• **Data excerpts**
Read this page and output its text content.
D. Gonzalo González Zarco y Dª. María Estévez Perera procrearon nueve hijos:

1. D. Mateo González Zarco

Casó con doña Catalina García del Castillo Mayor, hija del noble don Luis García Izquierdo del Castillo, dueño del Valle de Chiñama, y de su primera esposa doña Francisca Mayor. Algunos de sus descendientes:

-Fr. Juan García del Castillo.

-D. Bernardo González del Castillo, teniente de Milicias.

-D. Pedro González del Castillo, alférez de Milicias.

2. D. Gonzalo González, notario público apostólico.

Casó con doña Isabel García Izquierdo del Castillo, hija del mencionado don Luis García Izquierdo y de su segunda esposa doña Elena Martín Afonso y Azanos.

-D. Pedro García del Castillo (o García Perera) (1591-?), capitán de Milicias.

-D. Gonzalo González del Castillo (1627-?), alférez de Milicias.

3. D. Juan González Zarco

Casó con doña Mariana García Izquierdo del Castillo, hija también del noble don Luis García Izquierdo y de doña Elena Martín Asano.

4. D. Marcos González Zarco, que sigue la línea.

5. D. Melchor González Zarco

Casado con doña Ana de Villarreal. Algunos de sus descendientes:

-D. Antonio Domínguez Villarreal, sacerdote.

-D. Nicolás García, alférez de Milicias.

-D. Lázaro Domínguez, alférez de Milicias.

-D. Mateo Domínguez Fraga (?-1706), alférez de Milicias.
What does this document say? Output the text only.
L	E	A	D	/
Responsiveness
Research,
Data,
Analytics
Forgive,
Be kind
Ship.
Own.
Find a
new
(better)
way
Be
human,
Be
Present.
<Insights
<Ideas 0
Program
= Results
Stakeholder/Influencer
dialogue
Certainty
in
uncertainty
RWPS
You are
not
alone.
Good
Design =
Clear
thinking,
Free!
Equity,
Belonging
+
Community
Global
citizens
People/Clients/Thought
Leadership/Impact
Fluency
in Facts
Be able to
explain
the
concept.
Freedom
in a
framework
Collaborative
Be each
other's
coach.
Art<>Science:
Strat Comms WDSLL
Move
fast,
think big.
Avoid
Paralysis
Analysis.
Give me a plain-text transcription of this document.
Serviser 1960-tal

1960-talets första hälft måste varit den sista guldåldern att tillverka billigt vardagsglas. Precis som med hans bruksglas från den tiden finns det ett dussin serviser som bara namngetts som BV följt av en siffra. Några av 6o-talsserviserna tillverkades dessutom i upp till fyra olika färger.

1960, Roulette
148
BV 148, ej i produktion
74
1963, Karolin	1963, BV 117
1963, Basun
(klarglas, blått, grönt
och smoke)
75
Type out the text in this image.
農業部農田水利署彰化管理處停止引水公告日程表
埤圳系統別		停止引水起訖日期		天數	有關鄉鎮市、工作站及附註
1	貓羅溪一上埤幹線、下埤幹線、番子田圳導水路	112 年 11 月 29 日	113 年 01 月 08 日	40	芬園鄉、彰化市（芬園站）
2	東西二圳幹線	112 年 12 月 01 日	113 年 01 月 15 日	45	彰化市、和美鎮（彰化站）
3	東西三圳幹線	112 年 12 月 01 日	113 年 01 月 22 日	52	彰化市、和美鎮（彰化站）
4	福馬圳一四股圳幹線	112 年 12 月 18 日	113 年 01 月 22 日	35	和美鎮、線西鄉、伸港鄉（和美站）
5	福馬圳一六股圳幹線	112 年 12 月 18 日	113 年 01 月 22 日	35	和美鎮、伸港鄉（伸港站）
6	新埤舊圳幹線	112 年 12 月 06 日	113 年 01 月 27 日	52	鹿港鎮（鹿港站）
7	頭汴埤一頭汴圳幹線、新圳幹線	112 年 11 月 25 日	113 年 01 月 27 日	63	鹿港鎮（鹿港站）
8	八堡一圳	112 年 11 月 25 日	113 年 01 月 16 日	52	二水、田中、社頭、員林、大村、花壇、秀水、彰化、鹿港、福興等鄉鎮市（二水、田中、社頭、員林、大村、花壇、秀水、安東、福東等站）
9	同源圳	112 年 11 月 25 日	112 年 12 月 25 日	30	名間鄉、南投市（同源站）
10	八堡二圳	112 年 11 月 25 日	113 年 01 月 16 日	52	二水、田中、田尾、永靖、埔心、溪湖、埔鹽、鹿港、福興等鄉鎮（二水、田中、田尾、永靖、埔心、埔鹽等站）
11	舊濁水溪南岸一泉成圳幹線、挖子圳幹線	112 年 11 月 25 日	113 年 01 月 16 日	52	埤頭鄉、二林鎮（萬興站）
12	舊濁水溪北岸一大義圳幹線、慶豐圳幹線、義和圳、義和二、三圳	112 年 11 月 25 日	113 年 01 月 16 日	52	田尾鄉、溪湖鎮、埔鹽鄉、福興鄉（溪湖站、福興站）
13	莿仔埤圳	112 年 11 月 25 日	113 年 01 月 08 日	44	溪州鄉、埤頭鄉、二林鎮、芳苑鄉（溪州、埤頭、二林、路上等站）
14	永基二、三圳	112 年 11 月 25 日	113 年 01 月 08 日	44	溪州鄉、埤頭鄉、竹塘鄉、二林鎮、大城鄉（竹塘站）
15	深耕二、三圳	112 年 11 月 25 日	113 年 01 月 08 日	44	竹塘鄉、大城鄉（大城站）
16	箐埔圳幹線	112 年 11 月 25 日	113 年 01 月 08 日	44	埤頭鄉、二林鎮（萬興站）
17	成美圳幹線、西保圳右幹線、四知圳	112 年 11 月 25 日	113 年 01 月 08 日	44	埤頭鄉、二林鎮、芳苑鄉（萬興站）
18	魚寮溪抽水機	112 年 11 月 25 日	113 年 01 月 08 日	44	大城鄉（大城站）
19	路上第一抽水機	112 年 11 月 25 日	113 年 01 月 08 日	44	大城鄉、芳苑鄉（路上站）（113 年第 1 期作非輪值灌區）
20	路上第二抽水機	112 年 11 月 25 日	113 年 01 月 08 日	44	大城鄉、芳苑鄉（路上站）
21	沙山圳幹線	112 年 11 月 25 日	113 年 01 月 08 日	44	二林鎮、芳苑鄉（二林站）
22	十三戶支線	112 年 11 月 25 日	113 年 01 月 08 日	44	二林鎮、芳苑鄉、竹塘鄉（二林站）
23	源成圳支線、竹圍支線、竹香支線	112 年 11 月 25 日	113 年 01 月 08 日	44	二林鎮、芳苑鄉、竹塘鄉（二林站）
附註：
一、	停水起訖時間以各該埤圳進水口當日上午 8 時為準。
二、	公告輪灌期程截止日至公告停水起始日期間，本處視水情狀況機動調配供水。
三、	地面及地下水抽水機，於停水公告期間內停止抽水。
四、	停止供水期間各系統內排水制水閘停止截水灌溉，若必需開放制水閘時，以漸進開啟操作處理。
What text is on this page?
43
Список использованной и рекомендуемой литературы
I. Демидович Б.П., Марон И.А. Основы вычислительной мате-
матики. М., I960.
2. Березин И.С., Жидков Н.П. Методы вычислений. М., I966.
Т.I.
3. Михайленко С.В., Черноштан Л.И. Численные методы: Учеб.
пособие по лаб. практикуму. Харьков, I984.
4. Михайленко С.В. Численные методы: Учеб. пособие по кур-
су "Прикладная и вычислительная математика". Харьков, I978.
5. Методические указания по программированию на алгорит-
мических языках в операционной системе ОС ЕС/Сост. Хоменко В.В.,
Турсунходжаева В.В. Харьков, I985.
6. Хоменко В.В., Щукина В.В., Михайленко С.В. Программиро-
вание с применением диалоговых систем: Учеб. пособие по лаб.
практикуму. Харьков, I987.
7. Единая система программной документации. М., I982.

• **SHORT TASK**
Scan the material above for the string "Martín" and return the lines that hold it.

• **WRITTEN SOLUTION**
Casó con doña Isabel García Izquierdo del Castillo, hija del mencionado don Luis García Izquierdo y de su segunda esposa doña Elena Martín Afonso y Azanos.
Casó con doña Mariana García Izquierdo del Castillo, hija también del noble don Luis García Izquierdo y de doña Elena Martín Asano.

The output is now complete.